#### Data excerpts

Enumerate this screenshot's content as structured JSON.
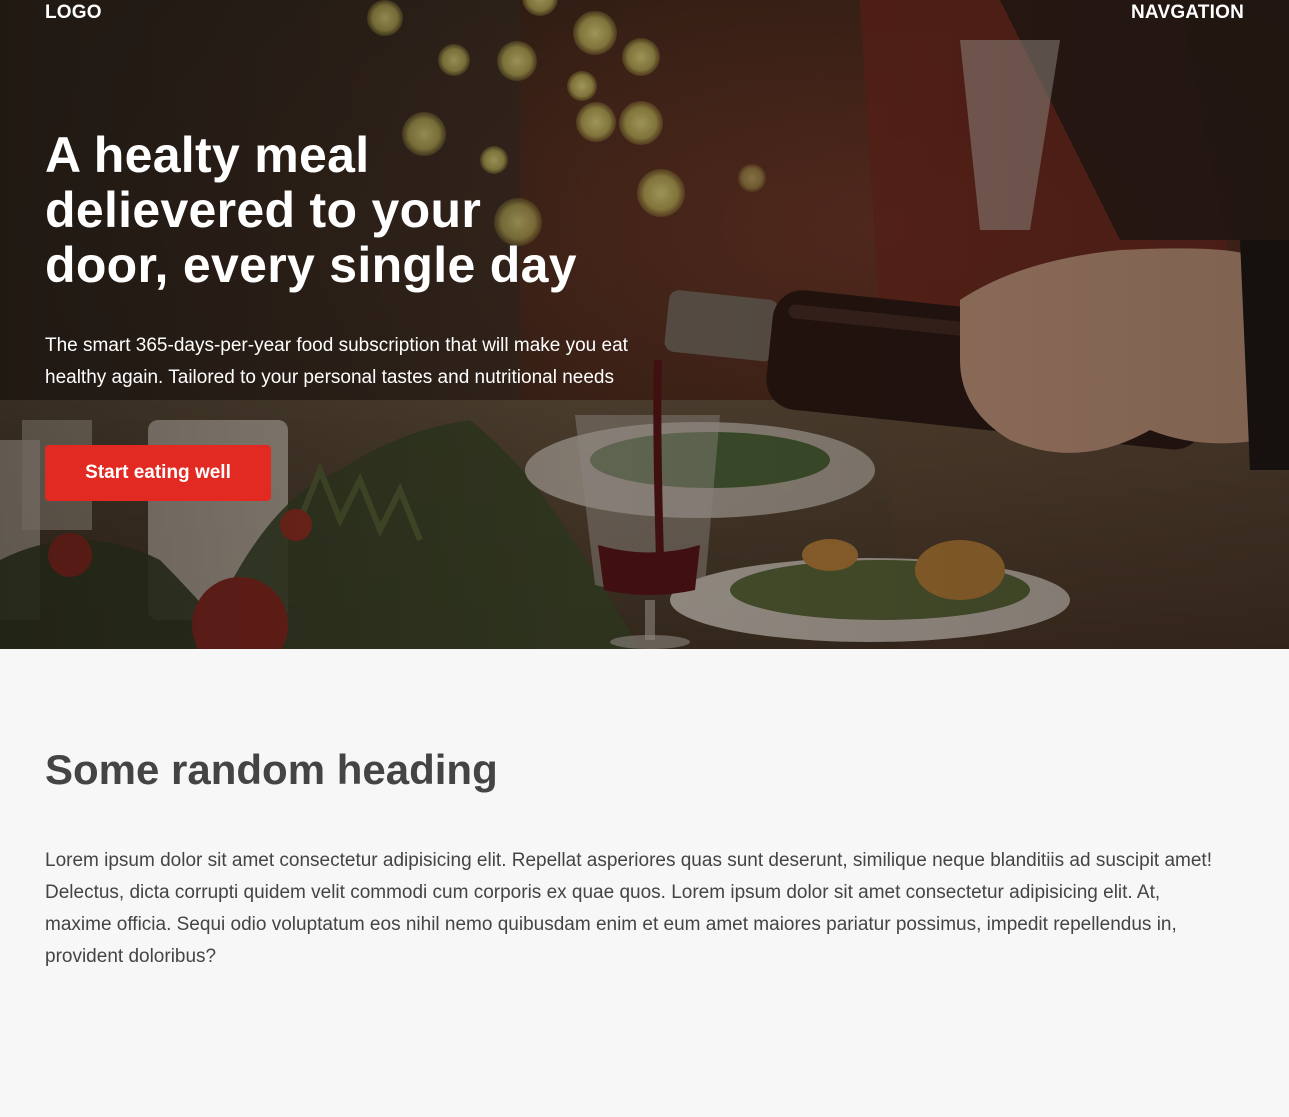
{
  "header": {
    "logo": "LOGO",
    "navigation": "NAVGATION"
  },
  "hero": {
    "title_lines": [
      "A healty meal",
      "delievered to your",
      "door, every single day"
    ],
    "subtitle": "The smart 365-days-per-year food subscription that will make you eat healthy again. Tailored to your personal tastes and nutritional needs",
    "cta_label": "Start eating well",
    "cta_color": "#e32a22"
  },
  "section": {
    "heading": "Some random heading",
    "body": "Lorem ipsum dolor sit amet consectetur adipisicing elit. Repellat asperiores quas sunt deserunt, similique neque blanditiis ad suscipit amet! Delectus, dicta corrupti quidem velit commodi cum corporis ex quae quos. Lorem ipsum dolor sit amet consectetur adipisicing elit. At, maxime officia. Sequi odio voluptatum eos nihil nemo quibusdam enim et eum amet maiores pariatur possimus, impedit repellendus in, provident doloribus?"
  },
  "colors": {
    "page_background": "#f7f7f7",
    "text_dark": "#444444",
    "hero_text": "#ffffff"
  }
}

########
#### Data excerpts

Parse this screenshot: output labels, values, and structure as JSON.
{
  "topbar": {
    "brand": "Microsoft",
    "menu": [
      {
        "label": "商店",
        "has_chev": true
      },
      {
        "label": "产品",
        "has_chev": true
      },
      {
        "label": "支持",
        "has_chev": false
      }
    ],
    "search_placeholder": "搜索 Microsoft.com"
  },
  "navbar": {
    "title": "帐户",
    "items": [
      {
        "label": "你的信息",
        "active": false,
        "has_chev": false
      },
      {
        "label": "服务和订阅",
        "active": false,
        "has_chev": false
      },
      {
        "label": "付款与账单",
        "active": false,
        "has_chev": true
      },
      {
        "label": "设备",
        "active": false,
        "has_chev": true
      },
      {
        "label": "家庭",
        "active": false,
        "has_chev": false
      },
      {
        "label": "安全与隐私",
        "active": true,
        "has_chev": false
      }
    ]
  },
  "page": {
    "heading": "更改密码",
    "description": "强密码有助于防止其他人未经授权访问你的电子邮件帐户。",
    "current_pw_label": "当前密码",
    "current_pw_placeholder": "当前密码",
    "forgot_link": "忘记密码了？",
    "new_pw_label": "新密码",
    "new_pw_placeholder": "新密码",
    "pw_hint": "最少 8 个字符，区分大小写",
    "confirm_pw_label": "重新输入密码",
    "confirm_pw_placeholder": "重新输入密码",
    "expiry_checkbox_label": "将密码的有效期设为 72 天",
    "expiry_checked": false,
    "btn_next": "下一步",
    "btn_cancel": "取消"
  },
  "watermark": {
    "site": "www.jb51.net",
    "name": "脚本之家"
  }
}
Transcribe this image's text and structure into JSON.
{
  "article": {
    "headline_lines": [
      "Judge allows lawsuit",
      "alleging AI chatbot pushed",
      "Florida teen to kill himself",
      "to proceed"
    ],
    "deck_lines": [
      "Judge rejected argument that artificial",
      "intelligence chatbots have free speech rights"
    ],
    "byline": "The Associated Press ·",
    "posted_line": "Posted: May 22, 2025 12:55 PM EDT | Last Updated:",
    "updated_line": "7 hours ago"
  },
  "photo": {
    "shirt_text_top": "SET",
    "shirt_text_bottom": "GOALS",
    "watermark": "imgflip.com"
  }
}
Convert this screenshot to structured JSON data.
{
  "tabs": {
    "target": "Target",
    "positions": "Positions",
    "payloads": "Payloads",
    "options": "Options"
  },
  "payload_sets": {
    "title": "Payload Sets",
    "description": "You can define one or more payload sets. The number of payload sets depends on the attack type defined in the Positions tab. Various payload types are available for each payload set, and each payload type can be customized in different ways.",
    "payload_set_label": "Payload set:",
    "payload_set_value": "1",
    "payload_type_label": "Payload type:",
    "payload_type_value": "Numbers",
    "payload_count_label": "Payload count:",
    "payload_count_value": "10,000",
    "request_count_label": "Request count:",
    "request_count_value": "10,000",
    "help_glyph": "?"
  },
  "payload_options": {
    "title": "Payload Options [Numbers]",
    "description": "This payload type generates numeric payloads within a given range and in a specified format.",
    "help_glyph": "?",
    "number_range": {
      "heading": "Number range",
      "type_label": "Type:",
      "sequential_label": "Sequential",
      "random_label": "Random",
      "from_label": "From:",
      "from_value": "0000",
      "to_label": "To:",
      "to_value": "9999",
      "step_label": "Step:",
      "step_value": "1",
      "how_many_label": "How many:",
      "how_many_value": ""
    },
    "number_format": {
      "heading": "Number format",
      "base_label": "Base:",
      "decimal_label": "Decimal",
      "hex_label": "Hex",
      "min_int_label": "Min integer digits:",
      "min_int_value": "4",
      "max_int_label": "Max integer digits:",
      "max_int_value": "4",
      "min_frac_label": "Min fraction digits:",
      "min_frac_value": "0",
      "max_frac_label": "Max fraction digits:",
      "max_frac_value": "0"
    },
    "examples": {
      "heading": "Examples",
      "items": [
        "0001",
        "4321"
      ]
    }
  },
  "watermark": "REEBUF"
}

########
#### Data excerpts

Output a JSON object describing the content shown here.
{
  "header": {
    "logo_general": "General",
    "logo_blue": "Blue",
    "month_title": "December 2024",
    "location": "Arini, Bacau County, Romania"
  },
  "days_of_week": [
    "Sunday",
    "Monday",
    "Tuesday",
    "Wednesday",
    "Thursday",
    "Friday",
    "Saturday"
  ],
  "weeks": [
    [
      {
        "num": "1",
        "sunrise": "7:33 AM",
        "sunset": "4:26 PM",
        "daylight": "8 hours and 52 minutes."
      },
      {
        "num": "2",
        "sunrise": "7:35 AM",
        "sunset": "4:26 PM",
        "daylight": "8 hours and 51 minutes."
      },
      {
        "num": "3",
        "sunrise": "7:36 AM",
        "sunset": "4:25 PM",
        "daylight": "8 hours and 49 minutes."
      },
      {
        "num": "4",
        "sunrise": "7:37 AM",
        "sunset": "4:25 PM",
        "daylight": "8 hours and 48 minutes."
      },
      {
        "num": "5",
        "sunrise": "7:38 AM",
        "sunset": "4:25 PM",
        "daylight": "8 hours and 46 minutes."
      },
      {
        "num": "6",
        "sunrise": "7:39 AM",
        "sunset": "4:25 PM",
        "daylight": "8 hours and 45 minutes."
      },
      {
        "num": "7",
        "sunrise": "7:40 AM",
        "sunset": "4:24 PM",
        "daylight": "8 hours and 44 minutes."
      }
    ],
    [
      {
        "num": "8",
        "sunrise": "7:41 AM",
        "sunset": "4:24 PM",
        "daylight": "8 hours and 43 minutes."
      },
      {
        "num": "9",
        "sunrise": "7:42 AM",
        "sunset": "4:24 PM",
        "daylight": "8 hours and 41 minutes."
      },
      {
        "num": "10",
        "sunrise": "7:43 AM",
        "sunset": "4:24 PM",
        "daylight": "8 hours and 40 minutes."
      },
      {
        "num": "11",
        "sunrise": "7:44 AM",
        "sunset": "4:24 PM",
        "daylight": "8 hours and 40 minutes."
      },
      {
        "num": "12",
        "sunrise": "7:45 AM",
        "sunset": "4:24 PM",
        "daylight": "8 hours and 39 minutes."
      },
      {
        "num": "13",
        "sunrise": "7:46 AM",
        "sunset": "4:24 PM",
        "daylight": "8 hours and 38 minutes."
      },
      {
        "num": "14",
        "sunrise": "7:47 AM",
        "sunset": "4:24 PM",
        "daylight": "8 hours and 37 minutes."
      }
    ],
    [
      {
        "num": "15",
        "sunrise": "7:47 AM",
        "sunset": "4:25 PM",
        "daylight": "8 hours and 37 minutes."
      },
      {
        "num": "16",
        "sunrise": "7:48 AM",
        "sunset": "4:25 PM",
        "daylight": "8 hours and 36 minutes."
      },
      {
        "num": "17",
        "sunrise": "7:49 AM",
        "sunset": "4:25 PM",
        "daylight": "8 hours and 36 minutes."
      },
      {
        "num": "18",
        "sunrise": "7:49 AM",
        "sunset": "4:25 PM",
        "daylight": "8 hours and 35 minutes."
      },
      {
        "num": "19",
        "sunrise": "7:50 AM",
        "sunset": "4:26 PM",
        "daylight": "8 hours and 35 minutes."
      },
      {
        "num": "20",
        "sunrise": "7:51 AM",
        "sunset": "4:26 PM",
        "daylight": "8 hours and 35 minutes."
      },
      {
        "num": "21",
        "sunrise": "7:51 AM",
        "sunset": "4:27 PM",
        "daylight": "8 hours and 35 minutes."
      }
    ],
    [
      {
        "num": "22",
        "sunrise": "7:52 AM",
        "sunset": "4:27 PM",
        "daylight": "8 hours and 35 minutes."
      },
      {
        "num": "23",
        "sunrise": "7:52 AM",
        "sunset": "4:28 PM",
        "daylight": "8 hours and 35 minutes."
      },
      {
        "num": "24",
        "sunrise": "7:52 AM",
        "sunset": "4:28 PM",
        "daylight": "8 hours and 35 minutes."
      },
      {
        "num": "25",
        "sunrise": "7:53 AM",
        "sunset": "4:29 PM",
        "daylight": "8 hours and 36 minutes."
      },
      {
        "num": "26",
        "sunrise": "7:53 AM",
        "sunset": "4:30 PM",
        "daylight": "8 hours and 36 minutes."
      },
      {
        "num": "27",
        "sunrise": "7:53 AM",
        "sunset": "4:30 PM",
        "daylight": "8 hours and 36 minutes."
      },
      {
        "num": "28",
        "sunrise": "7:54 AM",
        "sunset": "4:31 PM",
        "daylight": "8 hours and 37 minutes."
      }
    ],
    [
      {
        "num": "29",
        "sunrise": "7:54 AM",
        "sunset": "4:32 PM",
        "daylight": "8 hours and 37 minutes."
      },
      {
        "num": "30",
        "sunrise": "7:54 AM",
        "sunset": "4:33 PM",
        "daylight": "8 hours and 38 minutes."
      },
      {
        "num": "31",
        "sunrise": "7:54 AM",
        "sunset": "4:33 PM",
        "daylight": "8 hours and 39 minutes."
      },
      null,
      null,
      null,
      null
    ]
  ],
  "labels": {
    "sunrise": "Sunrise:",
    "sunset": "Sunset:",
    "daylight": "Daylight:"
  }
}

########

§ Objective: Search the lines for the string "Microsoft" and copy every line that has it.

§ Reply:
    "brand": "Microsoft",
    "search_placeholder": "搜索 Microsoft.com"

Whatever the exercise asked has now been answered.